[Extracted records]

--- Begin ---

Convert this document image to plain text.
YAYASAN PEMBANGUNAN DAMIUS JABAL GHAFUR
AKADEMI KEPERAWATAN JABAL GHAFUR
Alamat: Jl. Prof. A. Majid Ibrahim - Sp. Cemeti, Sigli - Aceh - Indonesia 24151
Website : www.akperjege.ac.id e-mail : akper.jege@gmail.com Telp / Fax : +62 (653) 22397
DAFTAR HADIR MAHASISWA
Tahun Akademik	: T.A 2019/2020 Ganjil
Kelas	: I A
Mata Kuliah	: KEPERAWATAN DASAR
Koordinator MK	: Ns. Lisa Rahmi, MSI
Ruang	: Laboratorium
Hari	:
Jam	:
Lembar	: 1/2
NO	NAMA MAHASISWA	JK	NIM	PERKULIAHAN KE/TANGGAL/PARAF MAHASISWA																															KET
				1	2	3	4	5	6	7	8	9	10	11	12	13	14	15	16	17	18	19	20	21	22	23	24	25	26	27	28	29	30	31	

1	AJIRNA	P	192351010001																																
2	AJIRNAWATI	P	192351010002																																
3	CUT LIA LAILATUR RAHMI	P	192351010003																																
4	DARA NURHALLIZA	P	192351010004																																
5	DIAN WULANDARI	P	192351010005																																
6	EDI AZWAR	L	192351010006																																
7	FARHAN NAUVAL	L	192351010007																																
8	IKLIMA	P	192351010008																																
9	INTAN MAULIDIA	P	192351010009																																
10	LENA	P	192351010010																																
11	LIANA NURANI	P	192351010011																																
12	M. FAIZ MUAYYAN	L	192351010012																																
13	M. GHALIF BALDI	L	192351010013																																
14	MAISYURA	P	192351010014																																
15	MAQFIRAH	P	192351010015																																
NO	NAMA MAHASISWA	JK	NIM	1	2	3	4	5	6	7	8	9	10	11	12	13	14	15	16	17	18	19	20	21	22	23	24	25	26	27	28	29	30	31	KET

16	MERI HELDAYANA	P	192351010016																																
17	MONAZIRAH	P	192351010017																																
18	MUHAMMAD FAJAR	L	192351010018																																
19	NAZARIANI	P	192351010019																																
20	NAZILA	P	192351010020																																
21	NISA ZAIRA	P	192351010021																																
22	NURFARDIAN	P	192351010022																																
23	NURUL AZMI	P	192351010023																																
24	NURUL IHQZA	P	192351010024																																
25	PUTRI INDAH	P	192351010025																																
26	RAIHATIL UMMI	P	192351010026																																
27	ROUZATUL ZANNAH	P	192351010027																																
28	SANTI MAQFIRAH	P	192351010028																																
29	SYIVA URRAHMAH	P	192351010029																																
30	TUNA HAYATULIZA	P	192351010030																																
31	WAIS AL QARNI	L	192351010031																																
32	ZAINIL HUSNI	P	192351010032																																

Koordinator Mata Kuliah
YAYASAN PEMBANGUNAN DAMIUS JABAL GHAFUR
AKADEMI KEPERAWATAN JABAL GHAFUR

--- End ---

WHAT TO DO: Copy out every line from the material above in which the word "MAHASISWA" appears.

FINISHED TASK:
DAFTAR HADIR MAHASISWA
NO	NAMA MAHASISWA	JK	NIM	PERKULIAHAN KE/TANGGAL/PARAF MAHASISWA																															KET
NO	NAMA MAHASISWA	JK	NIM	1	2	3	4	5	6	7	8	9	10	11	12	13	14	15	16	17	18	19	20	21	22	23	24	25	26	27	28	29	30	31	KET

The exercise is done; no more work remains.